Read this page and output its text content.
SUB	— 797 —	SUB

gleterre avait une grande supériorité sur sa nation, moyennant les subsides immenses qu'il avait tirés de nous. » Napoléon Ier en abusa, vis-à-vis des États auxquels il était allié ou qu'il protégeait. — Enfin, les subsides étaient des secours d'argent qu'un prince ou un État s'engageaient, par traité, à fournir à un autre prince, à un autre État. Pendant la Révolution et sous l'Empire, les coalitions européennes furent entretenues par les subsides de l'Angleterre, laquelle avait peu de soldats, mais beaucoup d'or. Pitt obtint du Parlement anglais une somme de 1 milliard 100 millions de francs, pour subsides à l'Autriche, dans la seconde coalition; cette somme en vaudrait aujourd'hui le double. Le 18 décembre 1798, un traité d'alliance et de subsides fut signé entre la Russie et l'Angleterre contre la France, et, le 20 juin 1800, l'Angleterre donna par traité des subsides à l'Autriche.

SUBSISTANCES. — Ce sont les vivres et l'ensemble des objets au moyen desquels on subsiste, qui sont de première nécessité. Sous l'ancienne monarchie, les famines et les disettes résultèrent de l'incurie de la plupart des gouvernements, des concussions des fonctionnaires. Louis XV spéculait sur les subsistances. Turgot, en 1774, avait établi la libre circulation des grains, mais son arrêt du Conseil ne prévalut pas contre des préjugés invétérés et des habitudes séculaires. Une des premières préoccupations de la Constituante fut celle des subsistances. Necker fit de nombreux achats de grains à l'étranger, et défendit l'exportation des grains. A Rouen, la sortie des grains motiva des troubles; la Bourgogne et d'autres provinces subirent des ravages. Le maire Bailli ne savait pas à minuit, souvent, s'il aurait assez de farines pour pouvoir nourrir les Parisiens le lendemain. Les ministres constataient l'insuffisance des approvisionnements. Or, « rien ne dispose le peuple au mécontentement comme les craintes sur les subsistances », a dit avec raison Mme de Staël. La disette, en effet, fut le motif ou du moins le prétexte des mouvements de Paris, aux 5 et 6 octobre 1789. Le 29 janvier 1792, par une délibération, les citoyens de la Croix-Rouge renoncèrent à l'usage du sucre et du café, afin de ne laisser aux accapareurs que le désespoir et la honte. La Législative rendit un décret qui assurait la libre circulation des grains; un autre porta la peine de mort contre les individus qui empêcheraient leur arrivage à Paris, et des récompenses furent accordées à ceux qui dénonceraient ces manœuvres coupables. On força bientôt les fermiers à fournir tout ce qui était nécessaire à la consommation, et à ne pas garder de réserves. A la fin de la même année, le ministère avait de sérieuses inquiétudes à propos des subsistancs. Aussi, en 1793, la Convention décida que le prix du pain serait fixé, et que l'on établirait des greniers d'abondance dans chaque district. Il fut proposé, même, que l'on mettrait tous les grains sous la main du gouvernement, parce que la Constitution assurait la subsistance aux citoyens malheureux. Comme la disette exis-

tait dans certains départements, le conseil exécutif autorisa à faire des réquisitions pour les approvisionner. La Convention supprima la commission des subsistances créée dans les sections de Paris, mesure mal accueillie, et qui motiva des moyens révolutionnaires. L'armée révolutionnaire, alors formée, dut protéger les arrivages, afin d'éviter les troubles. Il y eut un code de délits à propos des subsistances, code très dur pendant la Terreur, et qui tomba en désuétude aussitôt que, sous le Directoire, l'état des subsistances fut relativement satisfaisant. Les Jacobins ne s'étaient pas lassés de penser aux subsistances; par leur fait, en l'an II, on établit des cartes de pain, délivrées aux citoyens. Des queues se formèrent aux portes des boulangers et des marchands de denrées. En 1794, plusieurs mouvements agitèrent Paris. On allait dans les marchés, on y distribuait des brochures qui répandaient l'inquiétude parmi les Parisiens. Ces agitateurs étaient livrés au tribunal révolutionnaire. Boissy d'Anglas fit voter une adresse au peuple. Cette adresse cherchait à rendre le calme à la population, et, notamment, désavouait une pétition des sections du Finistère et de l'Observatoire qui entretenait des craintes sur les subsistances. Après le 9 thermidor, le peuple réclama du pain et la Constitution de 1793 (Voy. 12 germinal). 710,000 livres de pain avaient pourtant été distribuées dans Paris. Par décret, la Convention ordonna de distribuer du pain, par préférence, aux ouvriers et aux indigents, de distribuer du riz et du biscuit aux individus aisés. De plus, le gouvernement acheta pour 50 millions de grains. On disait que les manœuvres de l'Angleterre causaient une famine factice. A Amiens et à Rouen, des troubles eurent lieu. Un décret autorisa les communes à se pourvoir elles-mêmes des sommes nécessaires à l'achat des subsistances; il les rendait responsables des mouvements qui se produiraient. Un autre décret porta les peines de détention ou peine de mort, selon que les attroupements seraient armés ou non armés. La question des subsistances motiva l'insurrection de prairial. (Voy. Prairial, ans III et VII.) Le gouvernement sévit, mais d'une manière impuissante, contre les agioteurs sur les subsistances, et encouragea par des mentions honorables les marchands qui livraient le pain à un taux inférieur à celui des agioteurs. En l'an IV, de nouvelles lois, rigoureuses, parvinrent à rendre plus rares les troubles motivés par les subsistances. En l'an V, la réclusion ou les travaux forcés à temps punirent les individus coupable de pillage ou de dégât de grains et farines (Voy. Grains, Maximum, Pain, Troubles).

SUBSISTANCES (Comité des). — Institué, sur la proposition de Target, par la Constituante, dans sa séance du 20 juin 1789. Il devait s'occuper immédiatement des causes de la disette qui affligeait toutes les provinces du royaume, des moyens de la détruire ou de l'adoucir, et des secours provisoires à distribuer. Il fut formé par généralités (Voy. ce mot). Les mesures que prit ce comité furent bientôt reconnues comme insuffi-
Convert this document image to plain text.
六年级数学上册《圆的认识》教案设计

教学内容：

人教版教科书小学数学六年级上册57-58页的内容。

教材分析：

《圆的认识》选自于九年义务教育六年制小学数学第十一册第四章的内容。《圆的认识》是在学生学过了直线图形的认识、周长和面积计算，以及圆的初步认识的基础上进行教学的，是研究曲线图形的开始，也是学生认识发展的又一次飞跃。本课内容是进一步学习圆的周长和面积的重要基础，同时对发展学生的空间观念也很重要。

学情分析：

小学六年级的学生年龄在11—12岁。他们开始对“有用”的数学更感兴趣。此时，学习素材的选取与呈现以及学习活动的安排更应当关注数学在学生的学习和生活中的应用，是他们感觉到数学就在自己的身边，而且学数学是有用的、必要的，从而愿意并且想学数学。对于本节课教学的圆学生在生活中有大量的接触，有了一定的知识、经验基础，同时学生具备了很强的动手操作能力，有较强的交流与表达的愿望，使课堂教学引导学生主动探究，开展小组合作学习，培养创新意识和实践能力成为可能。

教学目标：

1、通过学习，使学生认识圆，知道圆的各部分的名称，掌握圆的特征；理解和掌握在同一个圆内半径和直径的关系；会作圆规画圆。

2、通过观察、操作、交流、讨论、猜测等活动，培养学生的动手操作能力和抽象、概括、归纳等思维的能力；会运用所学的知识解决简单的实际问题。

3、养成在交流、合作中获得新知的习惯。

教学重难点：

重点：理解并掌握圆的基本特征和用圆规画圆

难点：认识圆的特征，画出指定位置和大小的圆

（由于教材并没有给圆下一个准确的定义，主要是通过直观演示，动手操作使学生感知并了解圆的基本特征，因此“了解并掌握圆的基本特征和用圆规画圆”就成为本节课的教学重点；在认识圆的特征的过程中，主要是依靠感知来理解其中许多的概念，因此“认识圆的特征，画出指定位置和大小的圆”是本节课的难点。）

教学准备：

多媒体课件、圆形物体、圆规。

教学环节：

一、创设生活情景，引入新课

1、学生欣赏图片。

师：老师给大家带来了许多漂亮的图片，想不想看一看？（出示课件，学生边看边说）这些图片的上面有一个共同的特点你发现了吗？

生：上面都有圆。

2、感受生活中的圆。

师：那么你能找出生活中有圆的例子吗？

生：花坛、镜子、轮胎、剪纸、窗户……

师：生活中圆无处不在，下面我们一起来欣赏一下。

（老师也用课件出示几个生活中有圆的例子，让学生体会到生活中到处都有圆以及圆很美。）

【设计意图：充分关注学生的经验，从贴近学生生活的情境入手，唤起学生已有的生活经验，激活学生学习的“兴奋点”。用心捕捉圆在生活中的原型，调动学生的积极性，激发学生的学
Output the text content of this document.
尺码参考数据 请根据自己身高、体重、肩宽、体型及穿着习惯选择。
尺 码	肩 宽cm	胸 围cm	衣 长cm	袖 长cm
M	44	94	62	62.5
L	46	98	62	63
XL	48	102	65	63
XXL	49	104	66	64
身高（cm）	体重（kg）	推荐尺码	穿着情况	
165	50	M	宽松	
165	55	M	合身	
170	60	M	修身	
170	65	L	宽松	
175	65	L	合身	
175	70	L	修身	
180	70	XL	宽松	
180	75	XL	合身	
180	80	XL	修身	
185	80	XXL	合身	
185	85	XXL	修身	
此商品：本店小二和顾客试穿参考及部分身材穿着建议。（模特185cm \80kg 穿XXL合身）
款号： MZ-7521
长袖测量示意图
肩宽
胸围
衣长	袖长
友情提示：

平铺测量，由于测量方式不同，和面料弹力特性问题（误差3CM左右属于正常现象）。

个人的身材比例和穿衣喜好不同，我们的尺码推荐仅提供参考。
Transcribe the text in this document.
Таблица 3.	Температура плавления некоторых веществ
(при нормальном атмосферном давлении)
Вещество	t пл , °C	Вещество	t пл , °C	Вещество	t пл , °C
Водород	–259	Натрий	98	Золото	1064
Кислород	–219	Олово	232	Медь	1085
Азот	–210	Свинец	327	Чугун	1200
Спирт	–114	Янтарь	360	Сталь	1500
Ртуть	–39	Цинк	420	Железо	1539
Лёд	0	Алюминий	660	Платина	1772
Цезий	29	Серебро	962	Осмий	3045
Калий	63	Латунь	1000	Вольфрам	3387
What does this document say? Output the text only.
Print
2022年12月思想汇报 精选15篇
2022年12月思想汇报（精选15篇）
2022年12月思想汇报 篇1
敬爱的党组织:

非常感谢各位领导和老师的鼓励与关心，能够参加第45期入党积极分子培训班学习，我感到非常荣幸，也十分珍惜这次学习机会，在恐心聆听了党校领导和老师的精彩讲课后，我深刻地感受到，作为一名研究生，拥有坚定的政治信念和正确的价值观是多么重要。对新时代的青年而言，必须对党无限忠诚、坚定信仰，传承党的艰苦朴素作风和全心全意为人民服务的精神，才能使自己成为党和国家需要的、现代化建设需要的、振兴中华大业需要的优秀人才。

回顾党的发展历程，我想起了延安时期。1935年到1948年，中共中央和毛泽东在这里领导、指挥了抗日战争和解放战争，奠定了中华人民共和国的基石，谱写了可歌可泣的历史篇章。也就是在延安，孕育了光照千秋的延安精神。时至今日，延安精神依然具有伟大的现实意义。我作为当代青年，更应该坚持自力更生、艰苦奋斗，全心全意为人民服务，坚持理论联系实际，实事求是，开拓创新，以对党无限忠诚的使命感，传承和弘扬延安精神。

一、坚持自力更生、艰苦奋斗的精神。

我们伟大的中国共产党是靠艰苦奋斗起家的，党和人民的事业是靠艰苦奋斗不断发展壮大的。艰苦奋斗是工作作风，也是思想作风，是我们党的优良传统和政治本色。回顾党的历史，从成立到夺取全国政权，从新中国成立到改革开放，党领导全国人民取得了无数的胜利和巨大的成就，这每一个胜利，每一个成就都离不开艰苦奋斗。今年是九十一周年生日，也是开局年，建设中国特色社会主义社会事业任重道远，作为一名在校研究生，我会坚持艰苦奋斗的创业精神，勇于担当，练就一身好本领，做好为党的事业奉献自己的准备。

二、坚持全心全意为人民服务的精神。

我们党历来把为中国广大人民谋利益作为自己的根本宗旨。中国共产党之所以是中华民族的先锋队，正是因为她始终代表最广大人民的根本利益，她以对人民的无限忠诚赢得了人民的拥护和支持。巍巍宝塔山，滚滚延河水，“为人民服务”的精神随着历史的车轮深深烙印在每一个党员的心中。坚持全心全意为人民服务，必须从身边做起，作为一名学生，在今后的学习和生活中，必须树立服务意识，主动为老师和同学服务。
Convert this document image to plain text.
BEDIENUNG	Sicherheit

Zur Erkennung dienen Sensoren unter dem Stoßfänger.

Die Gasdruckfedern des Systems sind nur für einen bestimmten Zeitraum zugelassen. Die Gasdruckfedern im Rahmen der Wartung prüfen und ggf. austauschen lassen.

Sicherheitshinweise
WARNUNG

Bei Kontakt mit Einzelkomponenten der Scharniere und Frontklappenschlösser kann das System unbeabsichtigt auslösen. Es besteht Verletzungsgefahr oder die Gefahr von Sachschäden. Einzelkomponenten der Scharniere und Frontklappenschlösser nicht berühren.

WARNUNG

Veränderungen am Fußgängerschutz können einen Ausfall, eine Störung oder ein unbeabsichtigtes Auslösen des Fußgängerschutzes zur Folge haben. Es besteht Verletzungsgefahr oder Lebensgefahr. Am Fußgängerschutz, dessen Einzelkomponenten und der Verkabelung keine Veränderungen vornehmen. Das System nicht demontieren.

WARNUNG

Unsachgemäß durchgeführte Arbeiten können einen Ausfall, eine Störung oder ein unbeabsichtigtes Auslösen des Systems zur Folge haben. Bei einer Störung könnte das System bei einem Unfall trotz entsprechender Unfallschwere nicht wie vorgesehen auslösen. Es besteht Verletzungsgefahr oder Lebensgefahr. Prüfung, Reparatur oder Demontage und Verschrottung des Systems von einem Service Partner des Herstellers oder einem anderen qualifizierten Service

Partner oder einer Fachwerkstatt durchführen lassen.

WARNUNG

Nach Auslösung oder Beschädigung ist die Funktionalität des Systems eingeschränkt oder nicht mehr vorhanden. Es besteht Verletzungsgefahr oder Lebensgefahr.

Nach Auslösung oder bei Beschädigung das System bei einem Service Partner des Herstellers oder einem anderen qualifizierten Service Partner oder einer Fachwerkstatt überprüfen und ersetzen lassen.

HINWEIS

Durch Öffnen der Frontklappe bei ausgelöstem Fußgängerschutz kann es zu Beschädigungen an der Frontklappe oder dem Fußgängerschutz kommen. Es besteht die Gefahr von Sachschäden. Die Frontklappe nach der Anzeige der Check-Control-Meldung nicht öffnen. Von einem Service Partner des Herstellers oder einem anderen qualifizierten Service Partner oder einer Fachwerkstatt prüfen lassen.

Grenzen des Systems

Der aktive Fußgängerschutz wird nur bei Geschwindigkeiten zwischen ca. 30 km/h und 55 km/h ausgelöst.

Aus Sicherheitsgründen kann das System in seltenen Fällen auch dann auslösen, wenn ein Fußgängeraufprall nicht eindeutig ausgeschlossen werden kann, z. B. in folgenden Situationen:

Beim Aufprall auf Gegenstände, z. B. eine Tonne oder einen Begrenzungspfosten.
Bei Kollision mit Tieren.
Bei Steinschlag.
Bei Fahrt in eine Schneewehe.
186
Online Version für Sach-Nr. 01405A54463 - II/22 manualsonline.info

--------------------

## WORK INSTRUCTIONS
Identify all lines in the records above with the word "document".

## EXERCISE SOLUTION
Convert this document image to plain text.
Output the text content of this document.
Transcribe the text in this document.
What does this document say? Output the text only.
Convert this document image to plain text.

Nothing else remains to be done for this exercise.